— start MATERIAL SHOWN —

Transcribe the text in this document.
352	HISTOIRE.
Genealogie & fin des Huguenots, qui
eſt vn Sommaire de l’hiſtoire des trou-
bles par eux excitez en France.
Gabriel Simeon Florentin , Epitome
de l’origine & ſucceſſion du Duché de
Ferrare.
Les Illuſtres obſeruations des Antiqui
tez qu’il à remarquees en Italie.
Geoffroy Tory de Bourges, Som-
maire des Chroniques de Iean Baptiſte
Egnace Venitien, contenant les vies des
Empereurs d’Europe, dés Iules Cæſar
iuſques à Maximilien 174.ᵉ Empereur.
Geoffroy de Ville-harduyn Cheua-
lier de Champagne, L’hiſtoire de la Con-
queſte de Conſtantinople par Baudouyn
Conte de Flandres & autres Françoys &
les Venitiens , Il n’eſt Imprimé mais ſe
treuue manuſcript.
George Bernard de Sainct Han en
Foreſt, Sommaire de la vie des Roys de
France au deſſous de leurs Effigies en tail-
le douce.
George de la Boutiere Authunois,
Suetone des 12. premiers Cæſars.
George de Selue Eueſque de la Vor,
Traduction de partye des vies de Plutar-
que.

— end MATERIAL SHOWN —
— start MATERIAL SHOWN —

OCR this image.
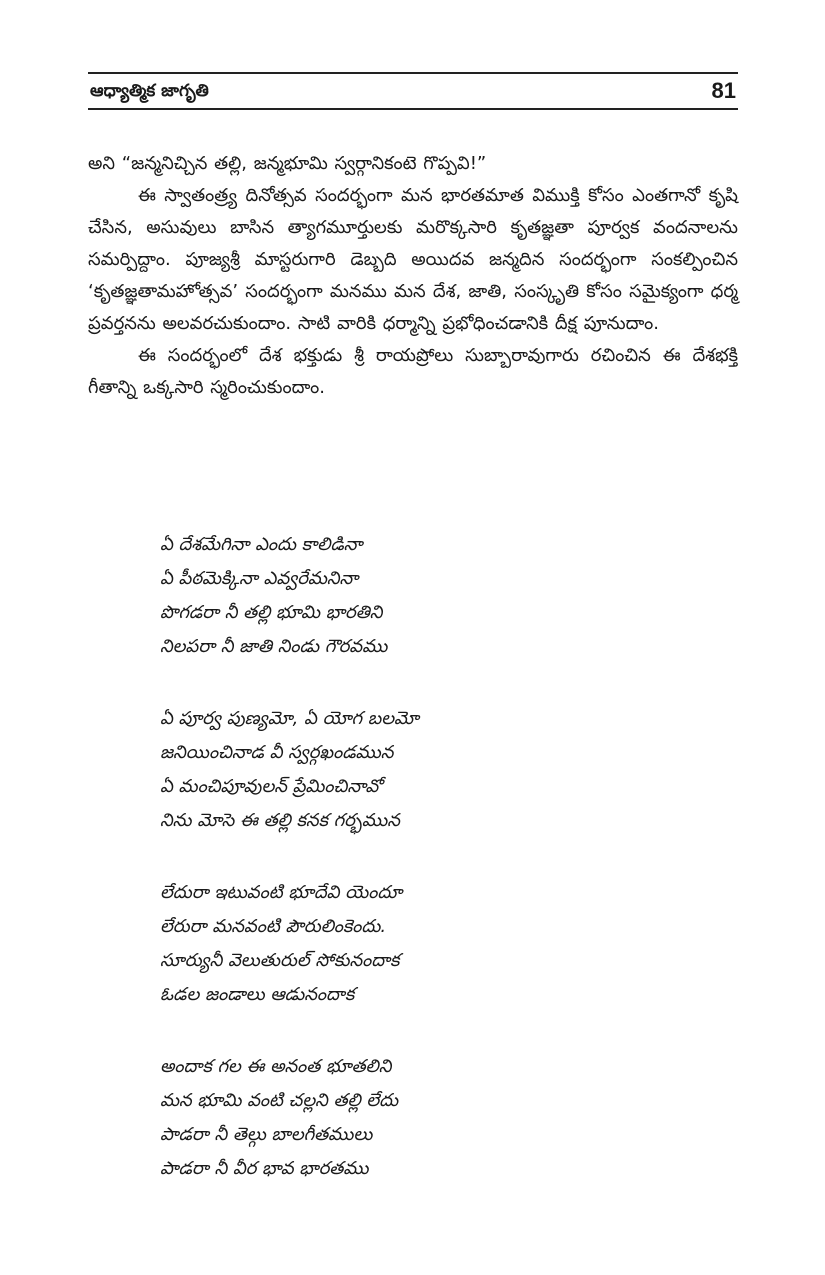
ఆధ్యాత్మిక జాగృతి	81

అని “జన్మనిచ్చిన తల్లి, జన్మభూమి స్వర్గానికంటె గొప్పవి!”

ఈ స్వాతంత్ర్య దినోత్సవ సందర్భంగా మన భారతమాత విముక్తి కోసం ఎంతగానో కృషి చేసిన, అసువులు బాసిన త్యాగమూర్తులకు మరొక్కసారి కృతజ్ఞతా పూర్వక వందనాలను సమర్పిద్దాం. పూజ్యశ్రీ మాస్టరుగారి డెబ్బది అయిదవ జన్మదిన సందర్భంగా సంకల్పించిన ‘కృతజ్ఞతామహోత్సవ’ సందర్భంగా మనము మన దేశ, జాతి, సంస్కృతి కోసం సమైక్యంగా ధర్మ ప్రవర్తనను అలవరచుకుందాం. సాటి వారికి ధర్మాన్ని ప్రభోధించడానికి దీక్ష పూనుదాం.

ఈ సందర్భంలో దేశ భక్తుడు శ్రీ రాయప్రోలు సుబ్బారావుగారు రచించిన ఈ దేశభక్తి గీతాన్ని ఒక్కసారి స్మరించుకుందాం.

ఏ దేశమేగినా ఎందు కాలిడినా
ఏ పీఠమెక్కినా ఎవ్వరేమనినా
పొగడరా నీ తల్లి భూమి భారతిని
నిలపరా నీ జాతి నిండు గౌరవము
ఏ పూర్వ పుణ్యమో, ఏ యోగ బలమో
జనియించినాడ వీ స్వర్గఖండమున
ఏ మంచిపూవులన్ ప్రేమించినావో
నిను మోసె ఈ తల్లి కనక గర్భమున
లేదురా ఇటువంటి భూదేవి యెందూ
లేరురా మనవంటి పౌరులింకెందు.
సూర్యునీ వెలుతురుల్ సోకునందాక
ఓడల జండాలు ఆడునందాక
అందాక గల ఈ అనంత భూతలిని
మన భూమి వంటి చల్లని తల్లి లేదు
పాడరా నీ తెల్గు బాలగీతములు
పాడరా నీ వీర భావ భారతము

— end MATERIAL SHOWN —
— start MATERIAL SHOWN —

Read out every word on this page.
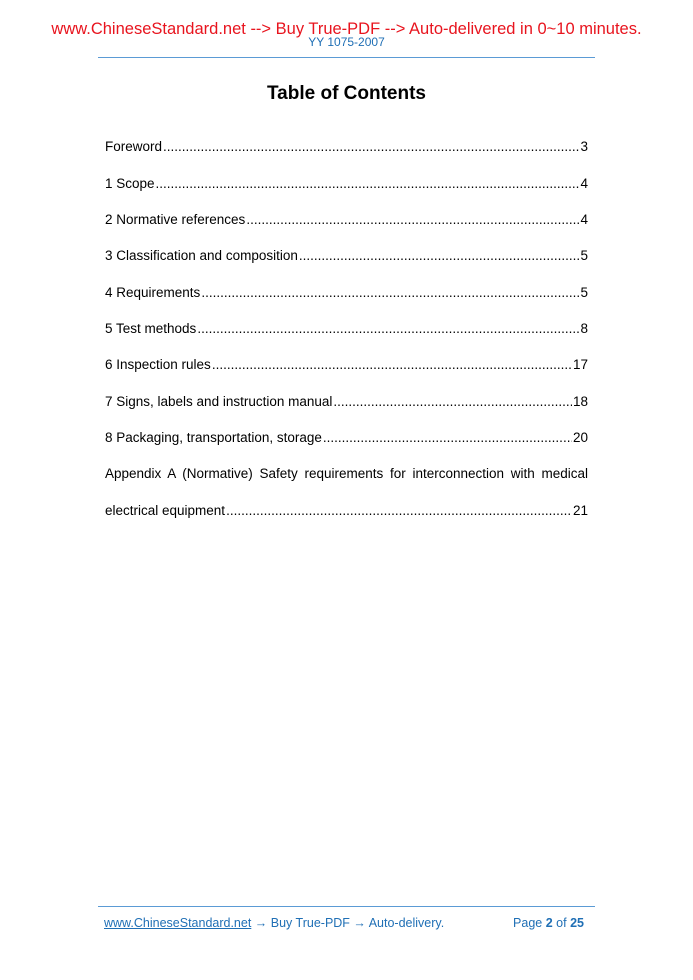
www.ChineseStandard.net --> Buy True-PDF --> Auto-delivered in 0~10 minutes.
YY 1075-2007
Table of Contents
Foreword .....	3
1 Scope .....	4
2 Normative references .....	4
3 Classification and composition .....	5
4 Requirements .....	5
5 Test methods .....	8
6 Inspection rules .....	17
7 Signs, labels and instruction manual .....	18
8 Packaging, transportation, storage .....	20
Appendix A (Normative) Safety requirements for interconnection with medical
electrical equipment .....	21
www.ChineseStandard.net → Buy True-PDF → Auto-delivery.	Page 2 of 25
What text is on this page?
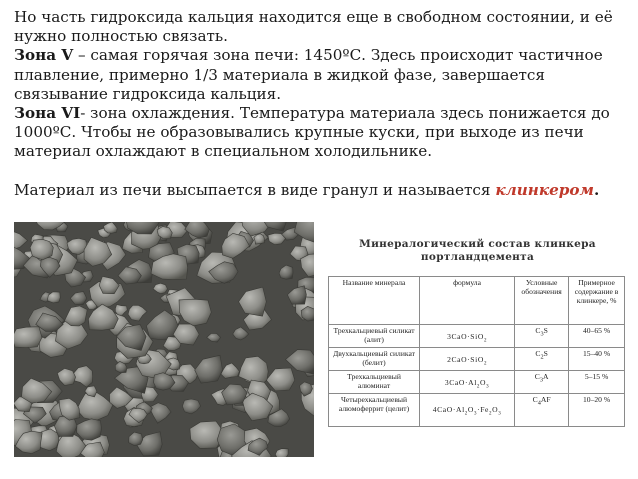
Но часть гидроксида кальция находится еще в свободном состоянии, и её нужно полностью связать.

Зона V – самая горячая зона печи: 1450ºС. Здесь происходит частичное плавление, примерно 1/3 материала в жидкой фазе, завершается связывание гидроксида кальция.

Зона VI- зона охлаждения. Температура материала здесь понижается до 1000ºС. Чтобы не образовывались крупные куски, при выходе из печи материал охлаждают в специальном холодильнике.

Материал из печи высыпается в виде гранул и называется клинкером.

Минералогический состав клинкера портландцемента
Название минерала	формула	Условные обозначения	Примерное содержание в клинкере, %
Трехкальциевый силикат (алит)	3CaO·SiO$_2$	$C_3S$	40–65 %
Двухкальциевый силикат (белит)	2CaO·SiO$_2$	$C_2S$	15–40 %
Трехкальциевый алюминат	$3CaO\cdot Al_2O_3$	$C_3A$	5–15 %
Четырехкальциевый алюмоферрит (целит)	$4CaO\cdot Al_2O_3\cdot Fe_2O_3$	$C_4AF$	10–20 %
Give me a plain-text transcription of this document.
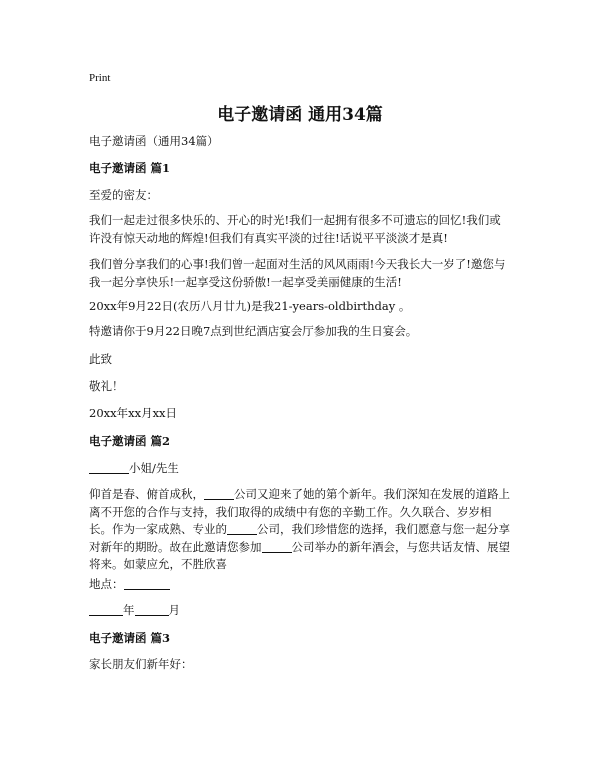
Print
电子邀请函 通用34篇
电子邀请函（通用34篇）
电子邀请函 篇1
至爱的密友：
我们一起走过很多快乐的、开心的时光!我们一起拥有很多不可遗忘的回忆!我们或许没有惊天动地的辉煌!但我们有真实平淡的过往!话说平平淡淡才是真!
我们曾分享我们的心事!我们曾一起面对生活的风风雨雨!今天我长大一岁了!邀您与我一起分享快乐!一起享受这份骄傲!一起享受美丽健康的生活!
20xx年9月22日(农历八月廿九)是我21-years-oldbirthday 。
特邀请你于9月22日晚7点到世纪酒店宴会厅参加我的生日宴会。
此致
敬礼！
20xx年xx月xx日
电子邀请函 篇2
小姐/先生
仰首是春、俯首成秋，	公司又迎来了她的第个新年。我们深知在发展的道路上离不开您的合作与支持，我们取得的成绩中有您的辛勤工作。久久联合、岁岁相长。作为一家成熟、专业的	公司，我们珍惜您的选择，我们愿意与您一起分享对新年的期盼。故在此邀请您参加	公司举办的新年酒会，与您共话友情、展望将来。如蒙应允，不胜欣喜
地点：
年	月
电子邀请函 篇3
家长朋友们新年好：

— end MATERIAL SHOWN —

WRITTEN INSTRUCTION:
Filter the entries down to the lines containing "hiſtoire". Copy each of those lines.

RIGHT ANSWER:
eſt vn Sommaire de l’hiſtoire des trou-
lier de Champagne, L’hiſtoire de la Con-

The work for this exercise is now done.